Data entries
⁂

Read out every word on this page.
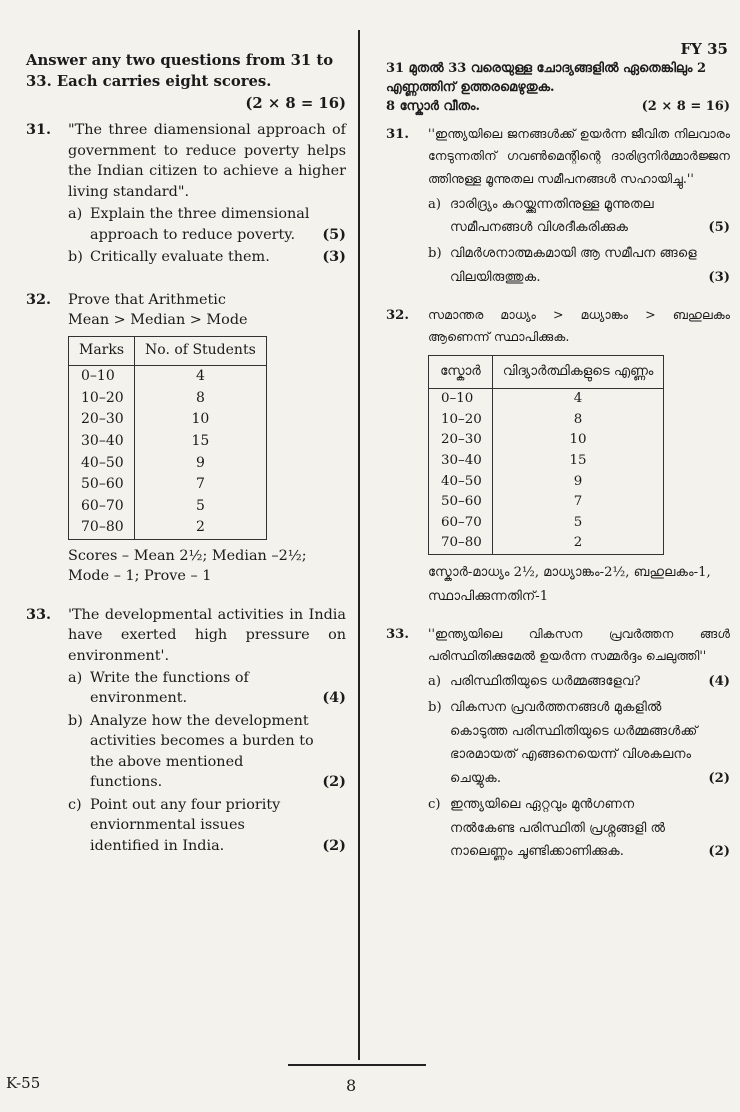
FY 35
Answer any two questions from 31 to 33. Each carries eight scores.
(2 × 8 = 16)
31. "The three diamensional approach of government to reduce poverty helps the Indian citizen to achieve a higher living standard".
a) Explain the three dimensional approach to reduce poverty. (5)
b) Critically evaluate them.	(3)
32. Prove that Arithmetic
Mean > Median > Mode
Marks	No. of Students
0–10	4
10–20	8
20–30	10
30–40	15
40–50	9
50–60	7
60–70	5
70–80	2
Scores – Mean 2½; Median –2½; Mode – 1; Prove – 1
33. 'The developmental activities in India have exerted high pressure on environment'.
a) Write the functions of environment.	(4)
b) Analyze how the development activities becomes a burden to the above mentioned functions.	(2)
c) Point out any four priority enviornmental issues identified in India.	(2)
31 മുതൽ 33 വരെയുള്ള ചോദ്യങ്ങളിൽ ഏതെങ്കിലും 2 എണ്ണത്തിന് ഉത്തരമെഴുതുക.
8 സ്കോർ വീതം.	(2 × 8 = 16)
31. ''ഇന്ത്യയിലെ ജനങ്ങൾക്ക് ഉയർന്ന ജീവിത നിലവാരം നേടുന്നതിന് ഗവൺമെന്റിന്റെ ദാരിദ്രനിർമ്മാർജ്ജന ത്തിനുള്ള മൂന്നുതല സമീപനങ്ങൾ സഹായിച്ചു.''
a) ദാരിദ്ര്യം കുറയ്ക്കുന്നതിനുള്ള മൂന്നുതല സമീപനങ്ങൾ വിശദീകരിക്കുക	(5)
b) വിമർശനാത്മകമായി ആ സമീപന ങ്ങളെ വിലയിരുത്തുക.	(3)
32. സമാന്തര മാധ്യം > മധ്യാങ്കം > ബഹുലകം ആണെന്ന് സ്ഥാപിക്കുക.
സ്കോർ	വിദ്യാർത്ഥികളുടെ എണ്ണം
0–10	4
10–20	8
20–30	10
30–40	15
40–50	9
50–60	7
60–70	5
70–80	2
സ്കോർ-മാധ്യം 2½, മാധ്യാങ്കം-2½, ബഹുലകം-1, സ്ഥാപിക്കുന്നതിന്-1
33. ''ഇന്ത്യയിലെ വികസന പ്രവർത്തന ങ്ങൾ പരിസ്ഥിതിക്കുമേൽ ഉയർന്ന സമ്മർദ്ദം ചെലുത്തി''
a) പരിസ്ഥിതിയുടെ ധർമ്മങ്ങളേവ?	(4)
b) വികസന പ്രവർത്തനങ്ങൾ മുകളിൽ കൊടുത്ത പരിസ്ഥിതിയുടെ ധർമ്മങ്ങൾക്ക് ഭാരമായത് എങ്ങനെയെന്ന് വിശകലനം ചെയ്യുക.	(2)
c) ഇന്ത്യയിലെ ഏറ്റവും മുൻഗണന നൽകേണ്ട പരിസ്ഥിതി പ്രശ്നങ്ങളി ൽ നാലെണ്ണം ചൂണ്ടിക്കാണിക്കുക.	(2)
8
K-55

⁂

# Task requirements
Each line of the data should be quoted exactly, with pictures left out.

# Expected output
Read out every word on this page.
FY 35
Answer any two questions from 31 to 33. Each carries eight scores.
(2 × 8 = 16)
31. "The three diamensional approach of government to reduce poverty helps the Indian citizen to achieve a higher living standard".
a) Explain the three dimensional approach to reduce poverty. (5)
b) Critically evaluate them.	(3)
32. Prove that Arithmetic
Mean > Median > Mode
Marks	No. of Students
0–10	4
10–20	8
20–30	10
30–40	15
40–50	9
50–60	7
60–70	5
70–80	2
Scores – Mean 2½; Median –2½; Mode – 1; Prove – 1
33. 'The developmental activities in India have exerted high pressure on environment'.
a) Write the functions of environment.	(4)
b) Analyze how the development activities becomes a burden to the above mentioned functions.	(2)
c) Point out any four priority enviornmental issues identified in India.	(2)
31 മുതൽ 33 വരെയുള്ള ചോദ്യങ്ങളിൽ ഏതെങ്കിലും 2 എണ്ണത്തിന് ഉത്തരമെഴുതുക.
8 സ്കോർ വീതം.	(2 × 8 = 16)
31. ''ഇന്ത്യയിലെ ജനങ്ങൾക്ക് ഉയർന്ന ജീവിത നിലവാരം നേടുന്നതിന് ഗവൺമെന്റിന്റെ ദാരിദ്രനിർമ്മാർജ്ജന ത്തിനുള്ള മൂന്നുതല സമീപനങ്ങൾ സഹായിച്ചു.''
a) ദാരിദ്ര്യം കുറയ്ക്കുന്നതിനുള്ള മൂന്നുതല സമീപനങ്ങൾ വിശദീകരിക്കുക	(5)
b) വിമർശനാത്മകമായി ആ സമീപന ങ്ങളെ വിലയിരുത്തുക.	(3)
32. സമാന്തര മാധ്യം > മധ്യാങ്കം > ബഹുലകം ആണെന്ന് സ്ഥാപിക്കുക.
സ്കോർ	വിദ്യാർത്ഥികളുടെ എണ്ണം
0–10	4
10–20	8
20–30	10
30–40	15
40–50	9
50–60	7
60–70	5
70–80	2
സ്കോർ-മാധ്യം 2½, മാധ്യാങ്കം-2½, ബഹുലകം-1, സ്ഥാപിക്കുന്നതിന്-1
33. ''ഇന്ത്യയിലെ വികസന പ്രവർത്തന ങ്ങൾ പരിസ്ഥിതിക്കുമേൽ ഉയർന്ന സമ്മർദ്ദം ചെലുത്തി''
a) പരിസ്ഥിതിയുടെ ധർമ്മങ്ങളേവ?	(4)
b) വികസന പ്രവർത്തനങ്ങൾ മുകളിൽ കൊടുത്ത പരിസ്ഥിതിയുടെ ധർമ്മങ്ങൾക്ക് ഭാരമായത് എങ്ങനെയെന്ന് വിശകലനം ചെയ്യുക.	(2)
c) ഇന്ത്യയിലെ ഏറ്റവും മുൻഗണന നൽകേണ്ട പരിസ്ഥിതി പ്രശ്നങ്ങളി ൽ നാലെണ്ണം ചൂണ്ടിക്കാണിക്കുക.	(2)
8
K-55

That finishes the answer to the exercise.